EXERCISE OBJECTIVE :: Reproduce the records below in their entirety, character for character.

Dataset items:
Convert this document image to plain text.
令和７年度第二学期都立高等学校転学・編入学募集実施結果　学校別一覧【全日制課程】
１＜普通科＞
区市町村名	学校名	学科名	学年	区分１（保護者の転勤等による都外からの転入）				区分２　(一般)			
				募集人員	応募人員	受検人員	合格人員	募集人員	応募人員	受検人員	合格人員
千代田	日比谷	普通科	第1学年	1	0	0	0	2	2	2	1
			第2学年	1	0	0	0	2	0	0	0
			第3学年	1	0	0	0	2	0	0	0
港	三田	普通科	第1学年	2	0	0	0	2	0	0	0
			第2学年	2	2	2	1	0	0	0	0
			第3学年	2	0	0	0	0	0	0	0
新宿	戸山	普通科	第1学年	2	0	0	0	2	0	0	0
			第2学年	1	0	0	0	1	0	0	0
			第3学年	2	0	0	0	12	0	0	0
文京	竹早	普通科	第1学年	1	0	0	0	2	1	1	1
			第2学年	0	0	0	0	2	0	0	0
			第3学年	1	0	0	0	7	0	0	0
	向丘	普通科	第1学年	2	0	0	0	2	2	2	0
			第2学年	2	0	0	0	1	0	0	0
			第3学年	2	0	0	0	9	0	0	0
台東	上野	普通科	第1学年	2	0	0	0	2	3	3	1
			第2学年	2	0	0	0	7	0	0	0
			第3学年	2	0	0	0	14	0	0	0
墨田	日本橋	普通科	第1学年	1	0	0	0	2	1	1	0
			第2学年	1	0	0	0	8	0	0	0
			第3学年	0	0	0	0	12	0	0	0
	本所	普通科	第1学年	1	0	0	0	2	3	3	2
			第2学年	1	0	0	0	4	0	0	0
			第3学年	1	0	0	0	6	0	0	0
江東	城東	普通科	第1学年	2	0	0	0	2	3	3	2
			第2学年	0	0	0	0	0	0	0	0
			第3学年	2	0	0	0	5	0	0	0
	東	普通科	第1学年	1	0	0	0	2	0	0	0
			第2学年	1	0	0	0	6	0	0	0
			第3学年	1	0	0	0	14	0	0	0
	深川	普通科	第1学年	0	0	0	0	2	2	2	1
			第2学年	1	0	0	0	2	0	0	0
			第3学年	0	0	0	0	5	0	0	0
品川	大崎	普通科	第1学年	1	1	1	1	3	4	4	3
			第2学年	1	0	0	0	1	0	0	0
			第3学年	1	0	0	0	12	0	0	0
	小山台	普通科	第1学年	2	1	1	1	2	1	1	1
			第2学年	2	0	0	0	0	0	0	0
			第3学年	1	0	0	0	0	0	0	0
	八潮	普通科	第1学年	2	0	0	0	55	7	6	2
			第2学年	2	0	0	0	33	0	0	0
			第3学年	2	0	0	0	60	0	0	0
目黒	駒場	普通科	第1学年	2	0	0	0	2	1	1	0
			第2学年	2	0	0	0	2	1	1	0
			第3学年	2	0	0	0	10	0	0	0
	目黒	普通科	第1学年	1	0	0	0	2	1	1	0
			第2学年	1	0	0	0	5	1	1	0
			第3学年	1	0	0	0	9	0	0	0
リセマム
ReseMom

COMPLETE OUTPUT ::
Convert this document image to plain text.
令和７年度第二学期都立高等学校転学・編入学募集実施結果　学校別一覧【全日制課程】
１＜普通科＞
区市町村名	学校名	学科名	学年	区分１（保護者の転勤等による都外からの転入）				区分２　(一般)			
				募集人員	応募人員	受検人員	合格人員	募集人員	応募人員	受検人員	合格人員
千代田	日比谷	普通科	第1学年	1	0	0	0	2	2	2	1
			第2学年	1	0	0	0	2	0	0	0
			第3学年	1	0	0	0	2	0	0	0
港	三田	普通科	第1学年	2	0	0	0	2	0	0	0
			第2学年	2	2	2	1	0	0	0	0
			第3学年	2	0	0	0	0	0	0	0
新宿	戸山	普通科	第1学年	2	0	0	0	2	0	0	0
			第2学年	1	0	0	0	1	0	0	0
			第3学年	2	0	0	0	12	0	0	0
文京	竹早	普通科	第1学年	1	0	0	0	2	1	1	1
			第2学年	0	0	0	0	2	0	0	0
			第3学年	1	0	0	0	7	0	0	0
	向丘	普通科	第1学年	2	0	0	0	2	2	2	0
			第2学年	2	0	0	0	1	0	0	0
			第3学年	2	0	0	0	9	0	0	0
台東	上野	普通科	第1学年	2	0	0	0	2	3	3	1
			第2学年	2	0	0	0	7	0	0	0
			第3学年	2	0	0	0	14	0	0	0
墨田	日本橋	普通科	第1学年	1	0	0	0	2	1	1	0
			第2学年	1	0	0	0	8	0	0	0
			第3学年	0	0	0	0	12	0	0	0
	本所	普通科	第1学年	1	0	0	0	2	3	3	2
			第2学年	1	0	0	0	4	0	0	0
			第3学年	1	0	0	0	6	0	0	0
江東	城東	普通科	第1学年	2	0	0	0	2	3	3	2
			第2学年	0	0	0	0	0	0	0	0
			第3学年	2	0	0	0	5	0	0	0
	東	普通科	第1学年	1	0	0	0	2	0	0	0
			第2学年	1	0	0	0	6	0	0	0
			第3学年	1	0	0	0	14	0	0	0
	深川	普通科	第1学年	0	0	0	0	2	2	2	1
			第2学年	1	0	0	0	2	0	0	0
			第3学年	0	0	0	0	5	0	0	0
品川	大崎	普通科	第1学年	1	1	1	1	3	4	4	3
			第2学年	1	0	0	0	1	0	0	0
			第3学年	1	0	0	0	12	0	0	0
	小山台	普通科	第1学年	2	1	1	1	2	1	1	1
			第2学年	2	0	0	0	0	0	0	0
			第3学年	1	0	0	0	0	0	0	0
	八潮	普通科	第1学年	2	0	0	0	55	7	6	2
			第2学年	2	0	0	0	33	0	0	0
			第3学年	2	0	0	0	60	0	0	0
目黒	駒場	普通科	第1学年	2	0	0	0	2	1	1	0
			第2学年	2	0	0	0	2	1	1	0
			第3学年	2	0	0	0	10	0	0	0
	目黒	普通科	第1学年	1	0	0	0	2	1	1	0
			第2学年	1	0	0	0	5	1	1	0
			第3学年	1	0	0	0	9	0	0	0
リセマム
ReseMom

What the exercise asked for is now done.